>> Begin TEXT PASSAGE
Item No: #362554 American Japanese Relations in California [typescript]. Sidney L. Gulick.
American Japanese Relations in California [typescript]

Anglo-Japanese Labor Relations in 1917

American Japanese Relations in California [typescript]

Notes: Sidney Gulick, a Congregational minister, spent twenty-five years in Japan working for the American Board of Commissioners for Foreign Missions. When he returned to the US, in 1913, he advocated for better US-Japanese relations and the end of discrimination against Japanese immigrants in America. He published several books and pamphlets on these subjects in the 1910s and 1920s.

This two-page mimeographed typescript describes the favorable responses of American labor union officials (who strongly supported anti-Asian legislation) to US tours by Japanese government and parliamentary officials between 1914 and 1917. The typescript refers to a dinner hosted by George Shima, "popularly known as the Japanese 'Potato King'" (and the richest Japanese American immigrant) "which several representatives of organized labor... attended." The typescript also describes meetings between Japanese officials and Samuel Gompers, the president of the American Federation of Labor.
>> End TEXT PASSAGE
PROBLEM TO SOLVE: According to the catalog entry, in what year did Sidney Gulick return to the US? The lines after this point are separate material, unrelated to the catalog entry.
>> Begin SOURCE DATA
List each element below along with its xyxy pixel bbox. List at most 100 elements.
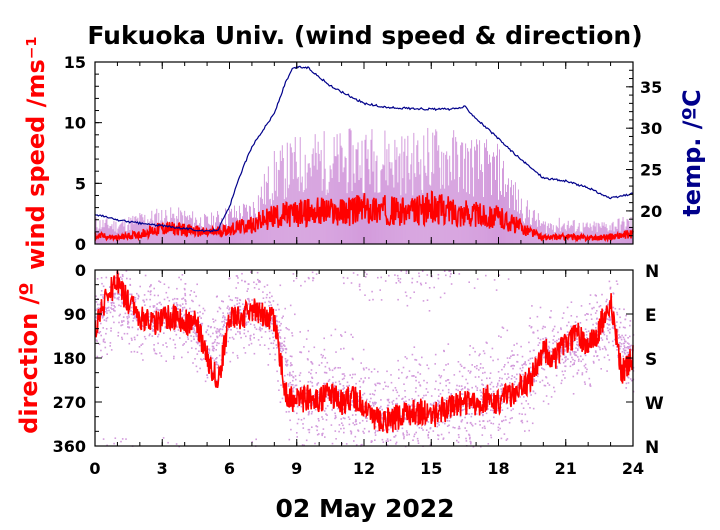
>> End SOURCE DATA
CORRECT OUTPUT: 1913